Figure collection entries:
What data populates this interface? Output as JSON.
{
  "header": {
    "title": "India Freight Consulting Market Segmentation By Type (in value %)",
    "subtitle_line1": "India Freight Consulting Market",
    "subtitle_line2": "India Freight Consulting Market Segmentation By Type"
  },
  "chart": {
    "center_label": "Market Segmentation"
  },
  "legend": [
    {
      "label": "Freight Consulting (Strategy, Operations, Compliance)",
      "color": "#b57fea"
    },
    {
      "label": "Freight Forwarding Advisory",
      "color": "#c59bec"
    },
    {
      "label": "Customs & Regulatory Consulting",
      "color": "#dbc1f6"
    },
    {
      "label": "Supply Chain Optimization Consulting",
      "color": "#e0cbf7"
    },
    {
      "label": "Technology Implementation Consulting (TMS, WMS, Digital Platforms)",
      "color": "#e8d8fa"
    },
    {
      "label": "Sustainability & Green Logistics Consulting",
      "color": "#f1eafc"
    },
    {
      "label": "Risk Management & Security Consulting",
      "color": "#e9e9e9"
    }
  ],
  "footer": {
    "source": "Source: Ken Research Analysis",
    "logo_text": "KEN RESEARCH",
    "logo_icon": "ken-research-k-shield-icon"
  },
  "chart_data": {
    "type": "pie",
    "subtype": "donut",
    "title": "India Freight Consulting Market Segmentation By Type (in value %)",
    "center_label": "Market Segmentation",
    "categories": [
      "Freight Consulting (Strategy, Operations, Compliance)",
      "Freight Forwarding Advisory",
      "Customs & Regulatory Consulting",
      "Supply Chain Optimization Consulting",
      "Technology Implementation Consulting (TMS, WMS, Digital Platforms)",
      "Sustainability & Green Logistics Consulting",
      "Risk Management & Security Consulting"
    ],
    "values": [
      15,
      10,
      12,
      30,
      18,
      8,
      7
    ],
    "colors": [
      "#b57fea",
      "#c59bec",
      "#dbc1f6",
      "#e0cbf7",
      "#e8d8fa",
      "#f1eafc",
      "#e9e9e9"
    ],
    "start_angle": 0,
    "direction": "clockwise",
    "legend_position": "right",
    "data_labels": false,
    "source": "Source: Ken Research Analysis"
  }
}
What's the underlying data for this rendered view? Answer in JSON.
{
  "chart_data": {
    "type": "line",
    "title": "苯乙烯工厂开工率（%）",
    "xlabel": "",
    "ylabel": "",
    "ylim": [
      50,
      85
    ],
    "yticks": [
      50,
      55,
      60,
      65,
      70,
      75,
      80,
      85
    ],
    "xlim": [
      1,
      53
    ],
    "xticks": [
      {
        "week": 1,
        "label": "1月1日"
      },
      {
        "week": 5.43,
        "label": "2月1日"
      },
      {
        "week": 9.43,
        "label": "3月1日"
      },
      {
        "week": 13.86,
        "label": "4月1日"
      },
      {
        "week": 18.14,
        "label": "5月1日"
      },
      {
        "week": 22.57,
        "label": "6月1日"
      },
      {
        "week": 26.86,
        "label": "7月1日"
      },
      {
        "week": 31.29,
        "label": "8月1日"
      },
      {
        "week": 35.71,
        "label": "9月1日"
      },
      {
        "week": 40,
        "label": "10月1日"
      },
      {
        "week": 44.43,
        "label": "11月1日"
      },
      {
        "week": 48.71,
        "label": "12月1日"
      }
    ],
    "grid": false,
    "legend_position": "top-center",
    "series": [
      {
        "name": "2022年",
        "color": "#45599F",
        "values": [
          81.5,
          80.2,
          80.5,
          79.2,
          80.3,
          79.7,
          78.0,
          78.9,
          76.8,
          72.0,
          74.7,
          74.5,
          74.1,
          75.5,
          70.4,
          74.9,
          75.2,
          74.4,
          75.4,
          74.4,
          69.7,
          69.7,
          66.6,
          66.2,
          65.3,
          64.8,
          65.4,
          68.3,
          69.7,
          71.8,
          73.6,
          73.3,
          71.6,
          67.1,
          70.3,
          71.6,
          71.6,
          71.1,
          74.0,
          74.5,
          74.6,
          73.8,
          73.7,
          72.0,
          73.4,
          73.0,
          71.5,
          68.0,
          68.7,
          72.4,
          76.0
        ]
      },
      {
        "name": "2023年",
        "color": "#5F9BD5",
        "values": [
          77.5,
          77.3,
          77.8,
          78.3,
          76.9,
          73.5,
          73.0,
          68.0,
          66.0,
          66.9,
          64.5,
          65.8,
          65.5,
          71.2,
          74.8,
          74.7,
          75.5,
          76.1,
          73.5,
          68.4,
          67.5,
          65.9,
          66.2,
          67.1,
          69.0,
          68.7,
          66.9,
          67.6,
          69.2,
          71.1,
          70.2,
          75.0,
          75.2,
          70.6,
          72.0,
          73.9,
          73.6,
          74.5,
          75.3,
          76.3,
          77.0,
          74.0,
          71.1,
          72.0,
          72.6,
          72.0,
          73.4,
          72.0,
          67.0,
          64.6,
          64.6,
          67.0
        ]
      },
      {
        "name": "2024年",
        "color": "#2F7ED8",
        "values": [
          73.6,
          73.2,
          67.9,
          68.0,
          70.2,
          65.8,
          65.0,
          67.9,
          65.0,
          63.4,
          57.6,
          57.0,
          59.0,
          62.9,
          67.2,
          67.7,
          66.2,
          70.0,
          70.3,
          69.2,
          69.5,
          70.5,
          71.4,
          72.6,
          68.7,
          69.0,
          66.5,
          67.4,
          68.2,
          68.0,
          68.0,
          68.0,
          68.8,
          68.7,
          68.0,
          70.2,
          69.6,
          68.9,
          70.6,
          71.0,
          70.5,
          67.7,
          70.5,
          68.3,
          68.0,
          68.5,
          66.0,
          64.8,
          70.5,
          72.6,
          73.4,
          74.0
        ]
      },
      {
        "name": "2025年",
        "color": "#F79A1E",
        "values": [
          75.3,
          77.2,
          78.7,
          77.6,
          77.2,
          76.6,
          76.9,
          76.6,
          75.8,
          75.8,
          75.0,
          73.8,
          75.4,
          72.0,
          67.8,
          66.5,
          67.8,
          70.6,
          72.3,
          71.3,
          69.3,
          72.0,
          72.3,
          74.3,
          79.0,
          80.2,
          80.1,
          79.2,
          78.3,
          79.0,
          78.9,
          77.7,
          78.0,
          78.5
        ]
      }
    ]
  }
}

- [What you should do]
From the listing above, collect every line that mentions the word "Technology".

- [Exercise result]
      "label": "Technology Implementation Consulting (TMS, WMS, Digital Platforms)",
      "Technology Implementation Consulting (TMS, WMS, Digital Platforms)",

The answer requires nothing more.